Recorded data
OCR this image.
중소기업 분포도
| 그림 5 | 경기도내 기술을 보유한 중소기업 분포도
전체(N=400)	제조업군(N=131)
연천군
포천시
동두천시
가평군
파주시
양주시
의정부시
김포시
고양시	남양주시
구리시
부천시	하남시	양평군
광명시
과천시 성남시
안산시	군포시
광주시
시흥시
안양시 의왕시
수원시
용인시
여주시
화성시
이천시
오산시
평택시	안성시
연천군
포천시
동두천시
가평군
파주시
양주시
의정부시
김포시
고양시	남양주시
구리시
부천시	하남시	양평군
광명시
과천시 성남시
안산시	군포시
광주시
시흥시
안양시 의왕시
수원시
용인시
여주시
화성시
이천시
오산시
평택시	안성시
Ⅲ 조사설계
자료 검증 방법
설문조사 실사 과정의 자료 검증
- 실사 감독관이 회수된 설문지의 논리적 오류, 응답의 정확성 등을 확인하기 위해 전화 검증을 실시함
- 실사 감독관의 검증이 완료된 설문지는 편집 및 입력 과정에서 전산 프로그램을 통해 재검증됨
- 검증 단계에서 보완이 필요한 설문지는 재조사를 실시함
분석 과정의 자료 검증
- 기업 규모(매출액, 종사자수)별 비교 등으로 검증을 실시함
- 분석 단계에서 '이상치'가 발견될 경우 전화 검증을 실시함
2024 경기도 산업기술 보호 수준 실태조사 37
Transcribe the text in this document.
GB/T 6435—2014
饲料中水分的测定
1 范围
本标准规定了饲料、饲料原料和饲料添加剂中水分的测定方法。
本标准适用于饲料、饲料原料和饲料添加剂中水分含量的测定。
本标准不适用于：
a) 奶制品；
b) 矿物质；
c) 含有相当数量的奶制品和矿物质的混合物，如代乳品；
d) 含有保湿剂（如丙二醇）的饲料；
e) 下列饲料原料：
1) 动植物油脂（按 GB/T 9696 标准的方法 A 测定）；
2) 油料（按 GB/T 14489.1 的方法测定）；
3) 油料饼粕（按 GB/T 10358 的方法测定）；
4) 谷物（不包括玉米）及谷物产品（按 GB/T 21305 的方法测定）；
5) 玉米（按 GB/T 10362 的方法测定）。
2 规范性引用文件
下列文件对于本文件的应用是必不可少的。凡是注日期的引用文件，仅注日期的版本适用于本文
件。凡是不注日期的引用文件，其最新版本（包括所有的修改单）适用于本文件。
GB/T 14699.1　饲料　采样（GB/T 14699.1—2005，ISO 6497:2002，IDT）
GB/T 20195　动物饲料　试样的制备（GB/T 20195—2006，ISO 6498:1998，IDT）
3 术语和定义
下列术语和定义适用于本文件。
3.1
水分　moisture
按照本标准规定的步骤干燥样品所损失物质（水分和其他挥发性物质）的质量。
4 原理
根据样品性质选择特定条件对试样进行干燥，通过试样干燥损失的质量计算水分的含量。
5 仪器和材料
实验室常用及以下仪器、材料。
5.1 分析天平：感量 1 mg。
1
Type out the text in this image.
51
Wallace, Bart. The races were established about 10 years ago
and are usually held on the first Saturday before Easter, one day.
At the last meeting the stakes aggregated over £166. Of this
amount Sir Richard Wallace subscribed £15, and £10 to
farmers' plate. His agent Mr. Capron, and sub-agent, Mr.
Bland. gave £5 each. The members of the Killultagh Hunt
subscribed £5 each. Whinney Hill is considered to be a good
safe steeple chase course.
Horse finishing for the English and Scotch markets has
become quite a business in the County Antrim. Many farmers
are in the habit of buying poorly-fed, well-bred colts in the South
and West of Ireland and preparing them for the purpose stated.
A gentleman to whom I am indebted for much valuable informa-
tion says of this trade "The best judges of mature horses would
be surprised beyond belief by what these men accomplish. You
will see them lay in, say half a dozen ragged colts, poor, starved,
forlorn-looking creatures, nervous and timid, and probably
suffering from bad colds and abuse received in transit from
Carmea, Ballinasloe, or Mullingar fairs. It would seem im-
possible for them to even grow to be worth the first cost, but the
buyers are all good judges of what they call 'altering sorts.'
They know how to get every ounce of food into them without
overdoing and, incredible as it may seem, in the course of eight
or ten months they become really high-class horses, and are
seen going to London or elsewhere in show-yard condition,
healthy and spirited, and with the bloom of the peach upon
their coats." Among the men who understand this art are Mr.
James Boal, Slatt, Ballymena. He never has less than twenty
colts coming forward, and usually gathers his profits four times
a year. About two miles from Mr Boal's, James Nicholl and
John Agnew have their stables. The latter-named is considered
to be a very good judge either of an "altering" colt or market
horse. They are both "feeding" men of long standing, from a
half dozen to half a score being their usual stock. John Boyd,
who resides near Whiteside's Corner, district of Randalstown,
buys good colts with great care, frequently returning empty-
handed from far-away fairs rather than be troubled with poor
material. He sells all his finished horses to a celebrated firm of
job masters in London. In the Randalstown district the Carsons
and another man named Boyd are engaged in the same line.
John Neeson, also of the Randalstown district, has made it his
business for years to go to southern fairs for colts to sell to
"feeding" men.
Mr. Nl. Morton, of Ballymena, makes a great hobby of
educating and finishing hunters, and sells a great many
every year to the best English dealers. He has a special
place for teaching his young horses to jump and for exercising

• INSTRUCTIONS FOR THE TASK:
Using the data above, return each line exactly as written.

• RESULT OF THIS TASK:
OCR this image.
중소기업 분포도
| 그림 5 | 경기도내 기술을 보유한 중소기업 분포도
전체(N=400)	제조업군(N=131)
연천군
포천시
동두천시
가평군
파주시
양주시
의정부시
김포시
고양시	남양주시
구리시
부천시	하남시	양평군
광명시
과천시 성남시
안산시	군포시
광주시
시흥시
안양시 의왕시
수원시
용인시
여주시
화성시
이천시
오산시
평택시	안성시
연천군
포천시
동두천시
가평군
파주시
양주시
의정부시
김포시
고양시	남양주시
구리시
부천시	하남시	양평군
광명시
과천시 성남시
안산시	군포시
광주시
시흥시
안양시 의왕시
수원시
용인시
여주시
화성시
이천시
오산시
평택시	안성시
Ⅲ 조사설계
자료 검증 방법
설문조사 실사 과정의 자료 검증
- 실사 감독관이 회수된 설문지의 논리적 오류, 응답의 정확성 등을 확인하기 위해 전화 검증을 실시함
- 실사 감독관의 검증이 완료된 설문지는 편집 및 입력 과정에서 전산 프로그램을 통해 재검증됨
- 검증 단계에서 보완이 필요한 설문지는 재조사를 실시함
분석 과정의 자료 검증
- 기업 규모(매출액, 종사자수)별 비교 등으로 검증을 실시함
- 분석 단계에서 '이상치'가 발견될 경우 전화 검증을 실시함
2024 경기도 산업기술 보호 수준 실태조사 37
Transcribe the text in this document.
GB/T 6435—2014
饲料中水分的测定
1 范围
本标准规定了饲料、饲料原料和饲料添加剂中水分的测定方法。
本标准适用于饲料、饲料原料和饲料添加剂中水分含量的测定。
本标准不适用于：
a) 奶制品；
b) 矿物质；
c) 含有相当数量的奶制品和矿物质的混合物，如代乳品；
d) 含有保湿剂（如丙二醇）的饲料；
e) 下列饲料原料：
1) 动植物油脂（按 GB/T 9696 标准的方法 A 测定）；
2) 油料（按 GB/T 14489.1 的方法测定）；
3) 油料饼粕（按 GB/T 10358 的方法测定）；
4) 谷物（不包括玉米）及谷物产品（按 GB/T 21305 的方法测定）；
5) 玉米（按 GB/T 10362 的方法测定）。
2 规范性引用文件
下列文件对于本文件的应用是必不可少的。凡是注日期的引用文件，仅注日期的版本适用于本文
件。凡是不注日期的引用文件，其最新版本（包括所有的修改单）适用于本文件。
GB/T 14699.1　饲料　采样（GB/T 14699.1—2005，ISO 6497:2002，IDT）
GB/T 20195　动物饲料　试样的制备（GB/T 20195—2006，ISO 6498:1998，IDT）
3 术语和定义
下列术语和定义适用于本文件。
3.1
水分　moisture
按照本标准规定的步骤干燥样品所损失物质（水分和其他挥发性物质）的质量。
4 原理
根据样品性质选择特定条件对试样进行干燥，通过试样干燥损失的质量计算水分的含量。
5 仪器和材料
实验室常用及以下仪器、材料。
5.1 分析天平：感量 1 mg。
1
Type out the text in this image.
51
Wallace, Bart. The races were established about 10 years ago
and are usually held on the first Saturday before Easter, one day.
At the last meeting the stakes aggregated over £166. Of this
amount Sir Richard Wallace subscribed £15, and £10 to
farmers' plate. His agent Mr. Capron, and sub-agent, Mr.
Bland. gave £5 each. The members of the Killultagh Hunt
subscribed £5 each. Whinney Hill is considered to be a good
safe steeple chase course.
Horse finishing for the English and Scotch markets has
become quite a business in the County Antrim. Many farmers
are in the habit of buying poorly-fed, well-bred colts in the South
and West of Ireland and preparing them for the purpose stated.
A gentleman to whom I am indebted for much valuable informa-
tion says of this trade "The best judges of mature horses would
be surprised beyond belief by what these men accomplish. You
will see them lay in, say half a dozen ragged colts, poor, starved,
forlorn-looking creatures, nervous and timid, and probably
suffering from bad colds and abuse received in transit from
Carmea, Ballinasloe, or Mullingar fairs. It would seem im-
possible for them to even grow to be worth the first cost, but the
buyers are all good judges of what they call 'altering sorts.'
They know how to get every ounce of food into them without
overdoing and, incredible as it may seem, in the course of eight
or ten months they become really high-class horses, and are
seen going to London or elsewhere in show-yard condition,
healthy and spirited, and with the bloom of the peach upon
their coats." Among the men who understand this art are Mr.
James Boal, Slatt, Ballymena. He never has less than twenty
colts coming forward, and usually gathers his profits four times
a year. About two miles from Mr Boal's, James Nicholl and
John Agnew have their stables. The latter-named is considered
to be a very good judge either of an "altering" colt or market
horse. They are both "feeding" men of long standing, from a
half dozen to half a score being their usual stock. John Boyd,
who resides near Whiteside's Corner, district of Randalstown,
buys good colts with great care, frequently returning empty-
handed from far-away fairs rather than be troubled with poor
material. He sells all his finished horses to a celebrated firm of
job masters in London. In the Randalstown district the Carsons
and another man named Boyd are engaged in the same line.
John Neeson, also of the Randalstown district, has made it his
business for years to go to southern fairs for colts to sell to
"feeding" men.
Mr. Nl. Morton, of Ballymena, makes a great hobby of
educating and finishing hunters, and sells a great many
every year to the best English dealers. He has a special
place for teaching his young horses to jump and for exercising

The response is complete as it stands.